> TASK REQUIREMENTS: Check every line of the material below for the string "deaths", and return the ones that have it.

> DATASET ROWS:

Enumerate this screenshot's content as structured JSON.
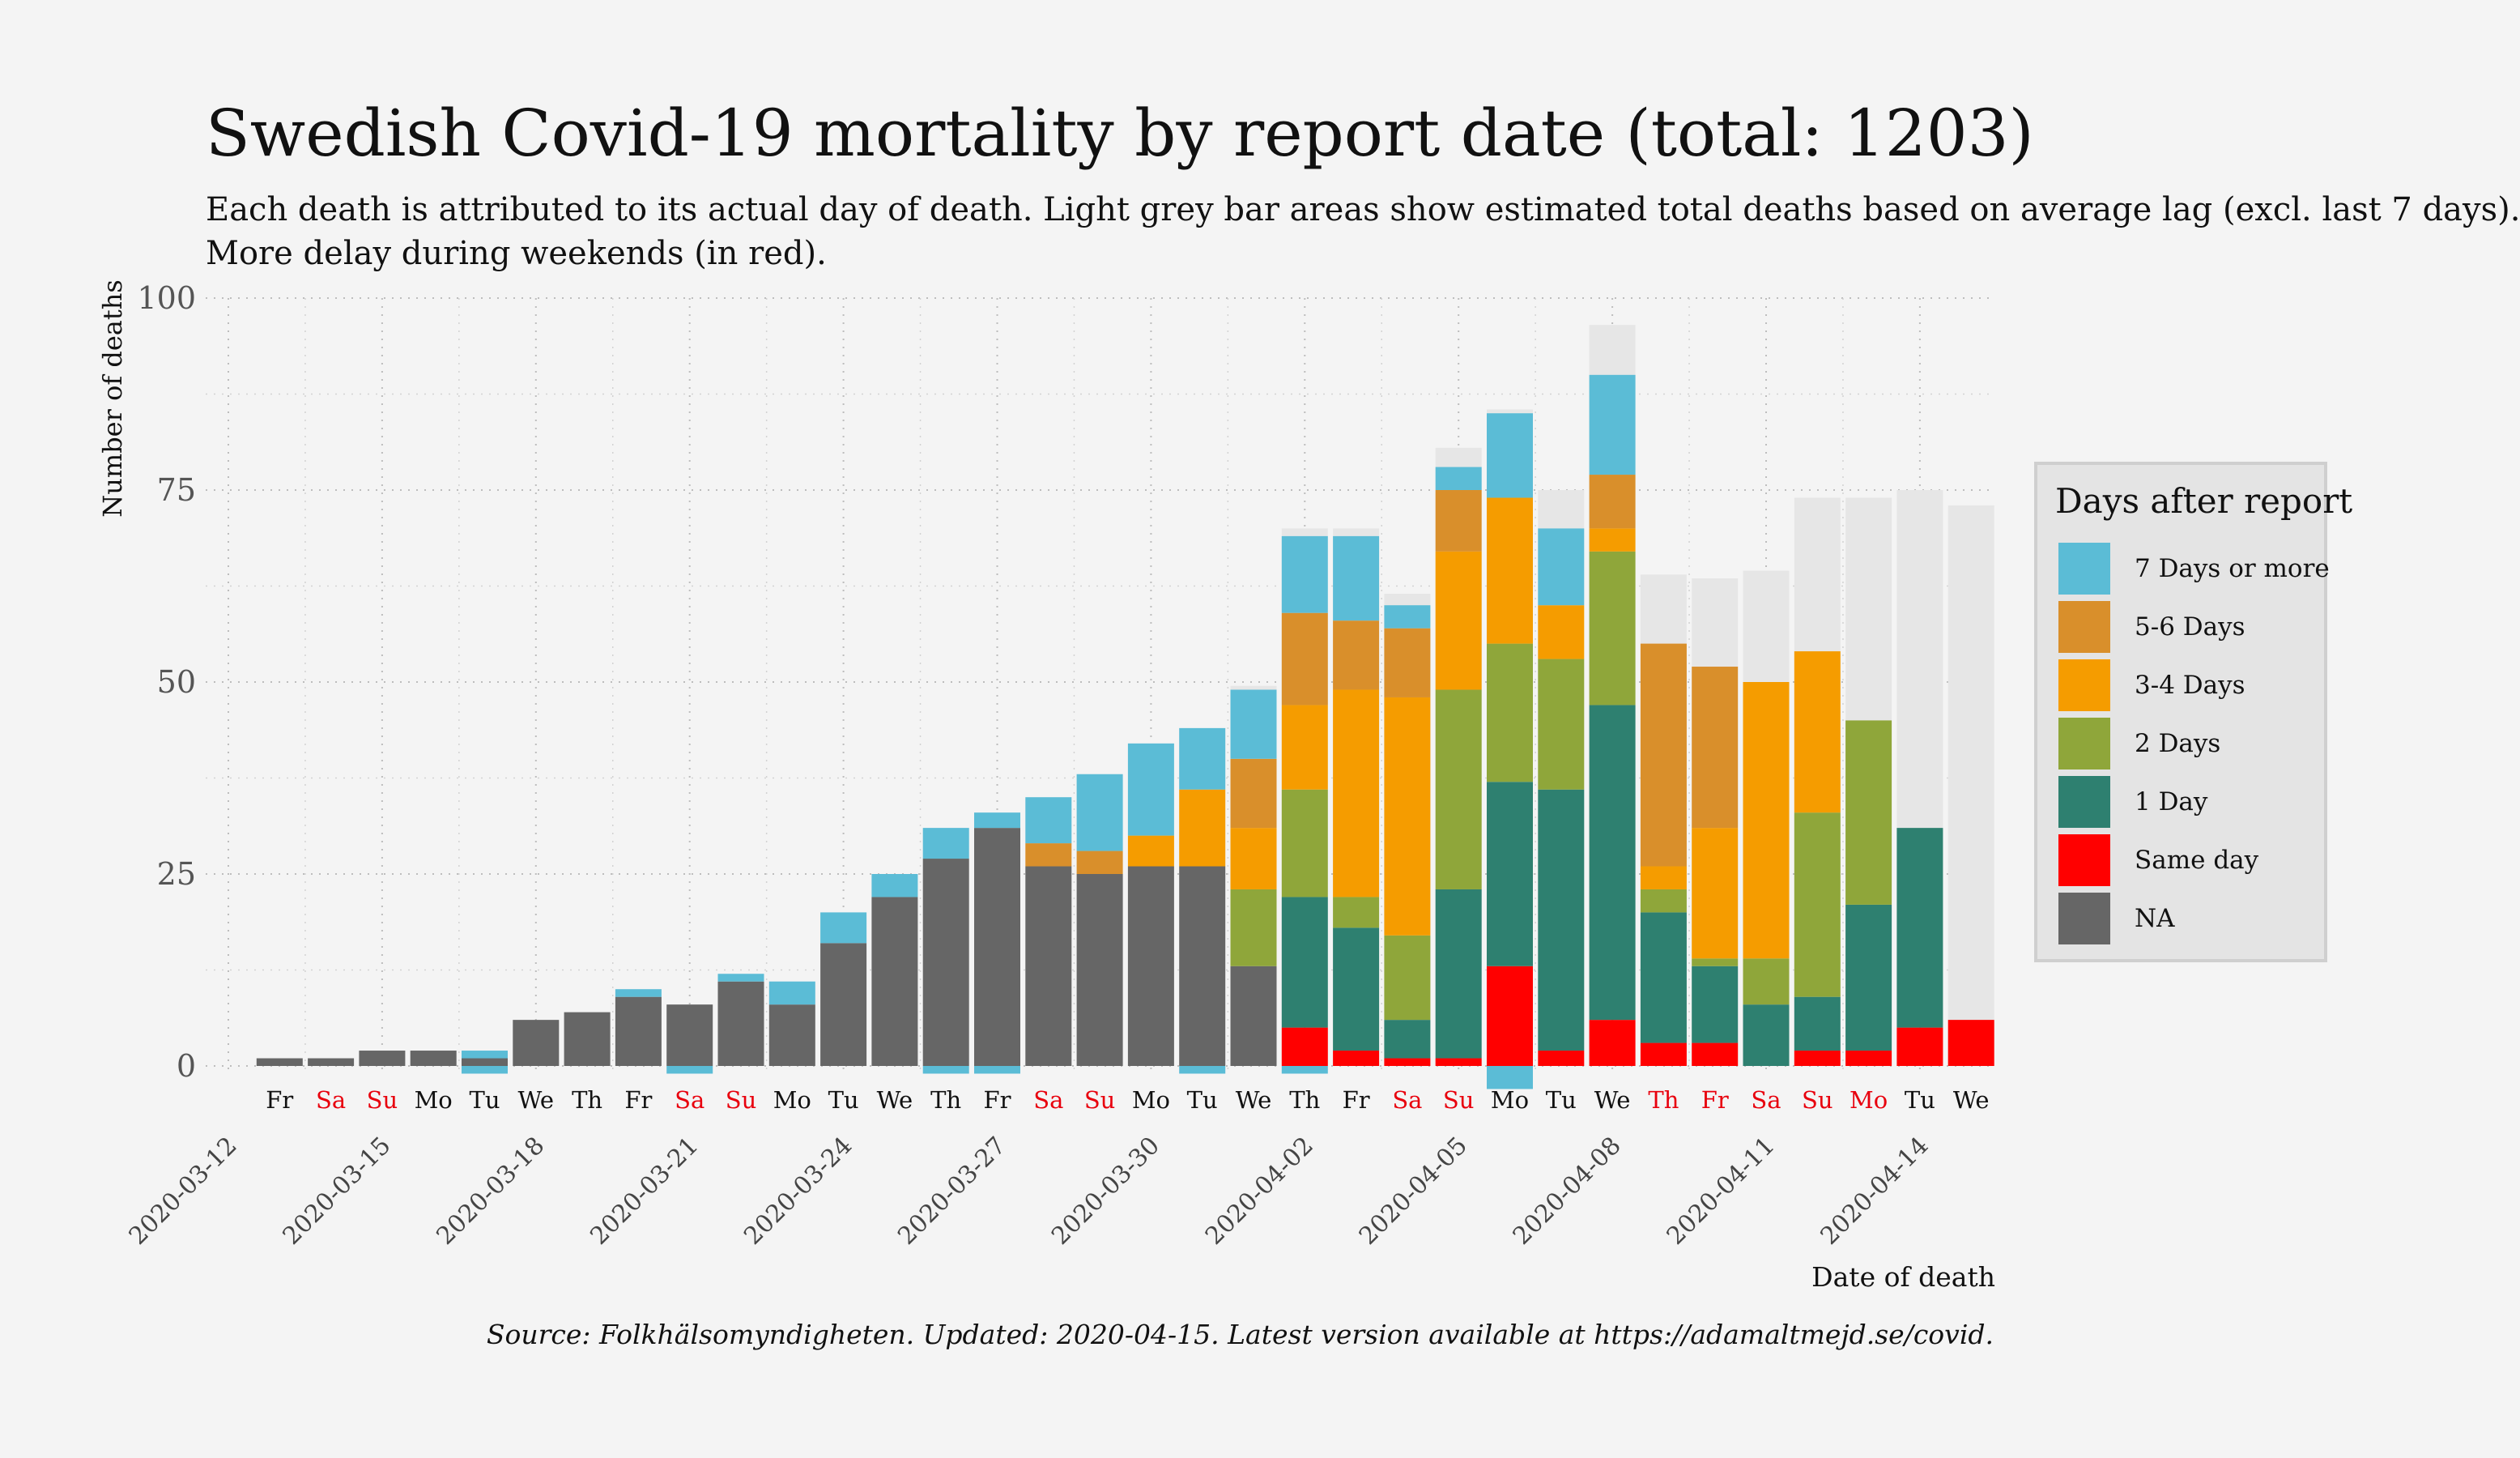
{
  "title": "Swedish Covid-19 mortality by report date (total: 1203)",
  "subtitle_line1": "Each death is attributed to its actual day of death. Light grey bar areas show estimated total deaths based on average lag (excl. last 7 days).",
  "subtitle_line2": "More delay during weekends (in red).",
  "caption": "Source: Folkhälsomyndigheten. Updated: 2020-04-15. Latest version available at https://adamaltmejd.se/covid.",
  "colors": {
    "estimate": "#e6e6e6",
    "weekend_label": "#e8000d",
    "weekday_label": "#111111",
    "background": "#f4f4f4"
  },
  "legend": {
    "title": "Days after report",
    "items": [
      {
        "label": "7 Days or more",
        "color": "#5bbcd6"
      },
      {
        "label": "5-6 Days",
        "color": "#d98f2b"
      },
      {
        "label": "3-4 Days",
        "color": "#f59c00"
      },
      {
        "label": "2 Days",
        "color": "#8fa63a"
      },
      {
        "label": "1 Day",
        "color": "#2e8070"
      },
      {
        "label": "Same day",
        "color": "#ff0000"
      },
      {
        "label": "NA",
        "color": "#666666"
      }
    ]
  },
  "chart_data": {
    "type": "bar",
    "stacked": true,
    "ylabel": "Number of deaths",
    "xlabel": "Date of death",
    "ylim": [
      0,
      100
    ],
    "yticks": [
      0,
      25,
      50,
      75,
      100
    ],
    "grid": true,
    "legend_position": "right",
    "date_ticks": [
      "2020-03-12",
      "2020-03-15",
      "2020-03-18",
      "2020-03-21",
      "2020-03-24",
      "2020-03-27",
      "2020-03-30",
      "2020-04-02",
      "2020-04-05",
      "2020-04-08",
      "2020-04-11",
      "2020-04-14"
    ],
    "days": [
      {
        "date": "2020-03-13",
        "weekday": "Fr",
        "red": false,
        "na": 1
      },
      {
        "date": "2020-03-14",
        "weekday": "Sa",
        "red": true,
        "na": 1
      },
      {
        "date": "2020-03-15",
        "weekday": "Su",
        "red": true,
        "na": 2
      },
      {
        "date": "2020-03-16",
        "weekday": "Mo",
        "red": false,
        "na": 2
      },
      {
        "date": "2020-03-17",
        "weekday": "Tu",
        "red": false,
        "na": 1,
        "d7": 1,
        "neg7": 1
      },
      {
        "date": "2020-03-18",
        "weekday": "We",
        "red": false,
        "na": 6
      },
      {
        "date": "2020-03-19",
        "weekday": "Th",
        "red": false,
        "na": 7
      },
      {
        "date": "2020-03-20",
        "weekday": "Fr",
        "red": false,
        "na": 9,
        "d7": 1
      },
      {
        "date": "2020-03-21",
        "weekday": "Sa",
        "red": true,
        "na": 8,
        "neg7": 1
      },
      {
        "date": "2020-03-22",
        "weekday": "Su",
        "red": true,
        "na": 11,
        "d7": 1
      },
      {
        "date": "2020-03-23",
        "weekday": "Mo",
        "red": false,
        "na": 8,
        "d7": 3
      },
      {
        "date": "2020-03-24",
        "weekday": "Tu",
        "red": false,
        "na": 16,
        "d7": 4
      },
      {
        "date": "2020-03-25",
        "weekday": "We",
        "red": false,
        "na": 22,
        "d7": 3
      },
      {
        "date": "2020-03-26",
        "weekday": "Th",
        "red": false,
        "na": 27,
        "d7": 4,
        "neg7": 1
      },
      {
        "date": "2020-03-27",
        "weekday": "Fr",
        "red": false,
        "na": 31,
        "d7": 2,
        "neg7": 1
      },
      {
        "date": "2020-03-28",
        "weekday": "Sa",
        "red": true,
        "na": 26,
        "d56": 3,
        "d7": 6
      },
      {
        "date": "2020-03-29",
        "weekday": "Su",
        "red": true,
        "na": 25,
        "d56": 3,
        "d7": 10
      },
      {
        "date": "2020-03-30",
        "weekday": "Mo",
        "red": false,
        "na": 26,
        "d34": 4,
        "d7": 12
      },
      {
        "date": "2020-03-31",
        "weekday": "Tu",
        "red": false,
        "na": 26,
        "d34": 10,
        "d7": 8,
        "neg7": 1
      },
      {
        "date": "2020-04-01",
        "weekday": "We",
        "red": false,
        "na": 13,
        "d2": 10,
        "d34": 8,
        "d56": 9,
        "d7": 9,
        "est": 49.5
      },
      {
        "date": "2020-04-02",
        "weekday": "Th",
        "red": false,
        "same": 5,
        "d1": 17,
        "d2": 14,
        "d34": 11,
        "d56": 12,
        "d7": 10,
        "neg7": 1,
        "est": 70
      },
      {
        "date": "2020-04-03",
        "weekday": "Fr",
        "red": false,
        "same": 2,
        "d1": 16,
        "d2": 4,
        "d34": 27,
        "d56": 9,
        "d7": 11,
        "est": 70
      },
      {
        "date": "2020-04-04",
        "weekday": "Sa",
        "red": true,
        "same": 1,
        "d1": 5,
        "d2": 11,
        "d34": 31,
        "d56": 9,
        "d7": 3,
        "est": 61.5
      },
      {
        "date": "2020-04-05",
        "weekday": "Su",
        "red": true,
        "same": 1,
        "d1": 22,
        "d2": 26,
        "d34": 18,
        "d56": 8,
        "d7": 3,
        "est": 80.5
      },
      {
        "date": "2020-04-06",
        "weekday": "Mo",
        "red": false,
        "same": 13,
        "d1": 24,
        "d2": 18,
        "d34": 19,
        "d7": 11,
        "neg7": 3,
        "est": 85.5
      },
      {
        "date": "2020-04-07",
        "weekday": "Tu",
        "red": false,
        "same": 2,
        "d1": 34,
        "d2": 17,
        "d34": 7,
        "d7": 10,
        "est": 75
      },
      {
        "date": "2020-04-08",
        "weekday": "We",
        "red": false,
        "same": 6,
        "d1": 41,
        "d2": 20,
        "d34": 3,
        "d56": 7,
        "d7": 13,
        "est": 96.5
      },
      {
        "date": "2020-04-09",
        "weekday": "Th",
        "red": true,
        "same": 3,
        "d1": 17,
        "d2": 3,
        "d34": 3,
        "d56": 29,
        "est": 64
      },
      {
        "date": "2020-04-10",
        "weekday": "Fr",
        "red": true,
        "same": 3,
        "d1": 10,
        "d2": 1,
        "d34": 17,
        "d56": 21,
        "est": 63.5
      },
      {
        "date": "2020-04-11",
        "weekday": "Sa",
        "red": true,
        "d1": 8,
        "d2": 6,
        "d34": 36,
        "est": 64.5
      },
      {
        "date": "2020-04-12",
        "weekday": "Su",
        "red": true,
        "same": 2,
        "d1": 7,
        "d2": 24,
        "d34": 21,
        "est": 74
      },
      {
        "date": "2020-04-13",
        "weekday": "Mo",
        "red": true,
        "same": 2,
        "d1": 19,
        "d2": 24,
        "est": 74
      },
      {
        "date": "2020-04-14",
        "weekday": "Tu",
        "red": false,
        "same": 5,
        "d1": 26,
        "est": 75
      },
      {
        "date": "2020-04-15",
        "weekday": "We",
        "red": false,
        "same": 6,
        "est": 73
      }
    ]
  }
}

> THE ANSWER:
  "subtitle_line1": "Each death is attributed to its actual day of death. Light grey bar areas show estimated total deaths based on average lag (excl. last 7 days).",
    "ylabel": "Number of deaths",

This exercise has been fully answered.